▸ GIVEN TASK: Look through the records below, and copy out every line that holds the string "with".

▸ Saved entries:
------------------------------------------------

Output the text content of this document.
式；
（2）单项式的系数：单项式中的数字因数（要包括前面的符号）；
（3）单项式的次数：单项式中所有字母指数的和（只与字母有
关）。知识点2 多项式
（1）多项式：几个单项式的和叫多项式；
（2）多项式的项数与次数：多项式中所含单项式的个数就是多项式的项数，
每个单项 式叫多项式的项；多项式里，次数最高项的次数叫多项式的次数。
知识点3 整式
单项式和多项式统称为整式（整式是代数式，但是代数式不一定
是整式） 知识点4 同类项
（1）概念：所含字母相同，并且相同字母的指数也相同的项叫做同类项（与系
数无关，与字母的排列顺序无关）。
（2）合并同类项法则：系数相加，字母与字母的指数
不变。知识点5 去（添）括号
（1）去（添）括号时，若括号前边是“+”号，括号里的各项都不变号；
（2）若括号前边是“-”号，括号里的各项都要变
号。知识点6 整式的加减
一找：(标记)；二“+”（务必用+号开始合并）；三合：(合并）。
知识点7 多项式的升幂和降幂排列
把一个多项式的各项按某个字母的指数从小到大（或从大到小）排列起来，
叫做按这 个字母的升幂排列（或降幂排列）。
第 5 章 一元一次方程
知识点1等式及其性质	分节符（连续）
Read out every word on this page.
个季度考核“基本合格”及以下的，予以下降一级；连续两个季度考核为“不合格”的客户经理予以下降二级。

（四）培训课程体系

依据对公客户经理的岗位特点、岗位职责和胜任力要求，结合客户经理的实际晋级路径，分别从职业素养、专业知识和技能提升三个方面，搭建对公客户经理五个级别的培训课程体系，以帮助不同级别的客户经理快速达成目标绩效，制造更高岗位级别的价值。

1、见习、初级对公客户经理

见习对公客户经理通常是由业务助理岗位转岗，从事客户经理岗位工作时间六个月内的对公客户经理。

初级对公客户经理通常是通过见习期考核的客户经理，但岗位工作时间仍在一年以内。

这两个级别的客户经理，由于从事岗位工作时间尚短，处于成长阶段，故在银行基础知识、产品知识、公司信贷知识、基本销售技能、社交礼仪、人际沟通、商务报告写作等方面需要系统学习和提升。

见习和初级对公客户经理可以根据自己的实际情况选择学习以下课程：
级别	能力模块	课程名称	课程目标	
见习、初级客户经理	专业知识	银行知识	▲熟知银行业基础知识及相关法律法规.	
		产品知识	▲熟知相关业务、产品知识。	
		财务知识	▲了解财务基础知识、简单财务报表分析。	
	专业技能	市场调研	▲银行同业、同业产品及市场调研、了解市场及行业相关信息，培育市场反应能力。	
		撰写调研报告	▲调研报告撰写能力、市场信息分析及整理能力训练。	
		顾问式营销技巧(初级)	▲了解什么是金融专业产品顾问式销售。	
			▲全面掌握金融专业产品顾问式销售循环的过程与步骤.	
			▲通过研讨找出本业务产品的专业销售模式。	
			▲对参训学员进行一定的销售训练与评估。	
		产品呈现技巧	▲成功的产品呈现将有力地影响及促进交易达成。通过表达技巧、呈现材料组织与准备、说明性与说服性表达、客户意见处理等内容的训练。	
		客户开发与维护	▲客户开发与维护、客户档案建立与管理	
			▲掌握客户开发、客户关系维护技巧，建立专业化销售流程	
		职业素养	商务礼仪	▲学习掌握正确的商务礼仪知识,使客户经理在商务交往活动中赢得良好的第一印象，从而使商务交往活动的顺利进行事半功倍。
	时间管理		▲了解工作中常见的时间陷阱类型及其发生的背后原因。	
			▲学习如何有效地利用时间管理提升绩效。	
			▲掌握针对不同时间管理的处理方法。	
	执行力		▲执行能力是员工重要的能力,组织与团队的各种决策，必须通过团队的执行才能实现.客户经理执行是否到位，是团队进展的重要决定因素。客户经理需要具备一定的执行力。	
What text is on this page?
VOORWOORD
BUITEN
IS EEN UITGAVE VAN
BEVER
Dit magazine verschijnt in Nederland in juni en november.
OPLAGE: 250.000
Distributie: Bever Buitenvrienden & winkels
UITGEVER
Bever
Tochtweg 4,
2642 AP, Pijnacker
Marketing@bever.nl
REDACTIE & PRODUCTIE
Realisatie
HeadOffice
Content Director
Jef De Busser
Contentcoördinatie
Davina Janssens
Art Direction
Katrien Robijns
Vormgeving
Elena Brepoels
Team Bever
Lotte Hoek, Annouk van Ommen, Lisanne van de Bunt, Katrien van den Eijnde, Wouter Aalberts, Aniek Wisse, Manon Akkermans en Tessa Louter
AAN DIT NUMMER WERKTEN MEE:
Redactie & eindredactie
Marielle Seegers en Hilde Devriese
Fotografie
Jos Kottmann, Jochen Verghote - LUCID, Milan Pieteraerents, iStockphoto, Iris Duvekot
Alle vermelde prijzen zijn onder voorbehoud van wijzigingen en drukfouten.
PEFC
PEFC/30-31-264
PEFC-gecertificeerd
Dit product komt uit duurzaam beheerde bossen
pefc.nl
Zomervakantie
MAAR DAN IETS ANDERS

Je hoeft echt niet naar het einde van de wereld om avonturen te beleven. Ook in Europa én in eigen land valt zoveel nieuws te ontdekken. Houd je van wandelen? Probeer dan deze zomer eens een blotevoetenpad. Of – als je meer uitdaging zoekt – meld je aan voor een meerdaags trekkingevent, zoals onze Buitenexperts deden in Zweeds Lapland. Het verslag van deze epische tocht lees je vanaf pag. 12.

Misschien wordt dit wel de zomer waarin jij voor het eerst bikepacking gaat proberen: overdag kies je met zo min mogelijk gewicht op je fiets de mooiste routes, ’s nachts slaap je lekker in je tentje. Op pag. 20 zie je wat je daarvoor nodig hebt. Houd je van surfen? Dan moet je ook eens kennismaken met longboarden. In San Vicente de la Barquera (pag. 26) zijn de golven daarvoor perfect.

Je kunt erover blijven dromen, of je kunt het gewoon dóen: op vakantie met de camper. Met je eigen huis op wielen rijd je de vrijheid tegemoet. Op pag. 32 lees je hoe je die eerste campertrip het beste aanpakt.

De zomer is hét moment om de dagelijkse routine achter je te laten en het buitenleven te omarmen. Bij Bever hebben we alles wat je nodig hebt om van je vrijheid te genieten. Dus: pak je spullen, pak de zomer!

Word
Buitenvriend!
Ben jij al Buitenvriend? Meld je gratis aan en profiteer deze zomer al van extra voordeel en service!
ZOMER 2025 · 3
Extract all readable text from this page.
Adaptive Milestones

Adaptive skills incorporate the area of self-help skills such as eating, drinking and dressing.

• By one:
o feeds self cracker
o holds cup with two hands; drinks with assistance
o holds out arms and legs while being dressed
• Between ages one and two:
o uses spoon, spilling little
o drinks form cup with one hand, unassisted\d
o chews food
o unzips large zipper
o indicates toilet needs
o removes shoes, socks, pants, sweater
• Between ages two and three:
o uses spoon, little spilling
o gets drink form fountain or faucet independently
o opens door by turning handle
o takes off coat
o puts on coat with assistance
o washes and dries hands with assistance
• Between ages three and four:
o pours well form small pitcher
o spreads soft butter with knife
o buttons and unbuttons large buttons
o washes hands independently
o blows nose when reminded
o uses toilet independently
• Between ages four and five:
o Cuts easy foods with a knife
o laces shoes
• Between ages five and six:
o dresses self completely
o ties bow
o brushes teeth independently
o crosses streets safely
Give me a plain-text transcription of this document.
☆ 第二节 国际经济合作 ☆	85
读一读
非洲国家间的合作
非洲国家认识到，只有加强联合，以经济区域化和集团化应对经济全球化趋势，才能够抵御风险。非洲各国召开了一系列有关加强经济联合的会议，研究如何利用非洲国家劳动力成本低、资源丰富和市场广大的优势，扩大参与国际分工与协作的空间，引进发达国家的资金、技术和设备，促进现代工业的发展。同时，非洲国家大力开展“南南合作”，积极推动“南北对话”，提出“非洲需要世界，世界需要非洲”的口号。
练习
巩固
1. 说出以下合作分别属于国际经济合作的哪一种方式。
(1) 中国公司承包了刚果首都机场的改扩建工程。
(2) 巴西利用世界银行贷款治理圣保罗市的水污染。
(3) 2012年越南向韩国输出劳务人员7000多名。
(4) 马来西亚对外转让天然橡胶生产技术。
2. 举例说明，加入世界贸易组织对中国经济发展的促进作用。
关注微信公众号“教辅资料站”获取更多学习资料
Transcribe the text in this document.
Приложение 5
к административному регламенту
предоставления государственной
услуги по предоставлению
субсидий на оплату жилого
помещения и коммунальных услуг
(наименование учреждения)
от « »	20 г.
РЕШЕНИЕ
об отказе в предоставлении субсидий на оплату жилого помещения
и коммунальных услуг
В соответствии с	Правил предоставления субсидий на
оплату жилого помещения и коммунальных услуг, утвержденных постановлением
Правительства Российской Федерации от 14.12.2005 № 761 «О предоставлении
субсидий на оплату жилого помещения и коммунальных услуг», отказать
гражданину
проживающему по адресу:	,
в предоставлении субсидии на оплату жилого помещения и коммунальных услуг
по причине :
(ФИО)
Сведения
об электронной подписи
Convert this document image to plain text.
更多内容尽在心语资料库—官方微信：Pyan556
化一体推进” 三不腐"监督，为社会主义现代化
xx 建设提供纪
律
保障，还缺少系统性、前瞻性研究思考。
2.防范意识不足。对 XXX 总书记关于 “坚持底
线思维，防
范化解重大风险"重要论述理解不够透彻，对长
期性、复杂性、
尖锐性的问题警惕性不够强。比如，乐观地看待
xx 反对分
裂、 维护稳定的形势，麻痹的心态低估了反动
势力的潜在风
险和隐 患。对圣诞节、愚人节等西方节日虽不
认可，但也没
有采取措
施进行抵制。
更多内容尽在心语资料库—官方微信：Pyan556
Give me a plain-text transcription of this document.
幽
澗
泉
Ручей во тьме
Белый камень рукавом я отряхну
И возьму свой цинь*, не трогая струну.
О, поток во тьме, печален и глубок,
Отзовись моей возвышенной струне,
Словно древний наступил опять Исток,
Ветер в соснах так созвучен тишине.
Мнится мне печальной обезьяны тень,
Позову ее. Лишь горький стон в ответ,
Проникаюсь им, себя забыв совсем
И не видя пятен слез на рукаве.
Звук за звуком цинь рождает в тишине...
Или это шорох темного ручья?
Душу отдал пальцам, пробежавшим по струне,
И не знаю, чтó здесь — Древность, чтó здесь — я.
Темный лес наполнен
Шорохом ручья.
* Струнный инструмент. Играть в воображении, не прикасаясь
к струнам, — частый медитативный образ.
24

------------------------------------------------

▸ WRITTEN SOLUTION:
o holds cup with two hands; drinks with assistance
o drinks form cup with one hand, unassisted\d
o puts on coat with assistance
o washes and dries hands with assistance
o spreads soft butter with knife
o Cuts easy foods with a knife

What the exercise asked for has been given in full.